Task
Output a single figure: the number of lines in which the word "SRMTID" appears.

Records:
* start *

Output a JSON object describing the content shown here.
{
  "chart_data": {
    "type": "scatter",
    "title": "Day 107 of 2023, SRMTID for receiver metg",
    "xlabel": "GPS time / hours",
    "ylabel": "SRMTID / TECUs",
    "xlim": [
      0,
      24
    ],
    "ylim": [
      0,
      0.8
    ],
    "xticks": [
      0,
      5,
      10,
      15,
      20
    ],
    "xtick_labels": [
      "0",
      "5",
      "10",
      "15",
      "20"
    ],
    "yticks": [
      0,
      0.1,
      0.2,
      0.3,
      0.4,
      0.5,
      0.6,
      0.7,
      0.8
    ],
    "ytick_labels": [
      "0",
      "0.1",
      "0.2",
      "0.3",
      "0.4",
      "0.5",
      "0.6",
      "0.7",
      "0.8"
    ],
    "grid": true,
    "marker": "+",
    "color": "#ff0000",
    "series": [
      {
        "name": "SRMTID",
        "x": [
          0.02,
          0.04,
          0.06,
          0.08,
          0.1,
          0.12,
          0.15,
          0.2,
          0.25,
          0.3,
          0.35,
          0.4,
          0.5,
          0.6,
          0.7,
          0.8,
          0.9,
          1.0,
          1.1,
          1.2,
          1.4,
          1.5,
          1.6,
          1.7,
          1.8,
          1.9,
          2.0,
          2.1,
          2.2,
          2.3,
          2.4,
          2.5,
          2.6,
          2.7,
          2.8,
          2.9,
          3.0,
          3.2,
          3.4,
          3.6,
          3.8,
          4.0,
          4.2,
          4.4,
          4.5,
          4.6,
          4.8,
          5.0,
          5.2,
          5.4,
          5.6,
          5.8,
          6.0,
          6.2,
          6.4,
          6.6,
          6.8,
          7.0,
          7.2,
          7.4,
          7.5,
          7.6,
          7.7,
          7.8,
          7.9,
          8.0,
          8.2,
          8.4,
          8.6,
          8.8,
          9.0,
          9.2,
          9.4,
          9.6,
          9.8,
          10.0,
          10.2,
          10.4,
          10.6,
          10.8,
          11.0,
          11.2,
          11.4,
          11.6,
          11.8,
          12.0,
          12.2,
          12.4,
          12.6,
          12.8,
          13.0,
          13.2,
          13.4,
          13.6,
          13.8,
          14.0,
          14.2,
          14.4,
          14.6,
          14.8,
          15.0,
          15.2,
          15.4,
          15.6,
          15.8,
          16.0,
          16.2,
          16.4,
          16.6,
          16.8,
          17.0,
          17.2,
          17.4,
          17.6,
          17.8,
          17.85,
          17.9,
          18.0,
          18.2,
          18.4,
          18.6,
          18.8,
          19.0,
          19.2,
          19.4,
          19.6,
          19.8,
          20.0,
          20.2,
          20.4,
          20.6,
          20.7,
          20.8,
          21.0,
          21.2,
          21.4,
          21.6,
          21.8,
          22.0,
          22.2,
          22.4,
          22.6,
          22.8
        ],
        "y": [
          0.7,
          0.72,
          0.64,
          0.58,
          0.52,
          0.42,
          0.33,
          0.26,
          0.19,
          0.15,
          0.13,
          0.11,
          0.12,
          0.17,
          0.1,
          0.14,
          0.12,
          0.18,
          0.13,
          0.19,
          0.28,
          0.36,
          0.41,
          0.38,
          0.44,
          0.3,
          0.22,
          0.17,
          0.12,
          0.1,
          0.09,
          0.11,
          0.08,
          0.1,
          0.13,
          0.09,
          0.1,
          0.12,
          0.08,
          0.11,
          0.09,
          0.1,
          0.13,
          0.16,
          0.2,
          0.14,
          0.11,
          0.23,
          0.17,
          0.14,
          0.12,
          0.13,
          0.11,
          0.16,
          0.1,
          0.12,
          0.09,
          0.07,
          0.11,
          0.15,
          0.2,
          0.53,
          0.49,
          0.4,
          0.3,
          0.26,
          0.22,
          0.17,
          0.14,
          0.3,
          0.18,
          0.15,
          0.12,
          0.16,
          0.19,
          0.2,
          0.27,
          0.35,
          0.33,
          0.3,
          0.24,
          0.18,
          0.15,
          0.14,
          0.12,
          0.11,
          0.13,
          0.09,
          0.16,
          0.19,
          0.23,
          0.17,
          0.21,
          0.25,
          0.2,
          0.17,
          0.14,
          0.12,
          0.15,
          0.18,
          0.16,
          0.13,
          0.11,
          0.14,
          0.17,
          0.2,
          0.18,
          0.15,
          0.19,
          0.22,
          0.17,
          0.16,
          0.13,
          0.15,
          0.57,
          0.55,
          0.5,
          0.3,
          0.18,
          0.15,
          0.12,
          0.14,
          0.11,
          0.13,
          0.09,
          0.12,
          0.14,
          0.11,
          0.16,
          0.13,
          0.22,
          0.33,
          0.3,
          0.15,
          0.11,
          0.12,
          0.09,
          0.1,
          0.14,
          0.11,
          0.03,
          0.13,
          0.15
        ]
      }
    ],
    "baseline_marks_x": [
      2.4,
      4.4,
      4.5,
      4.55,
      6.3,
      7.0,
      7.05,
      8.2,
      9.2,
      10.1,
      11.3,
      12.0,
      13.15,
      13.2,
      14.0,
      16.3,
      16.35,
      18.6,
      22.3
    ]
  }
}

* end *

Response to this task
3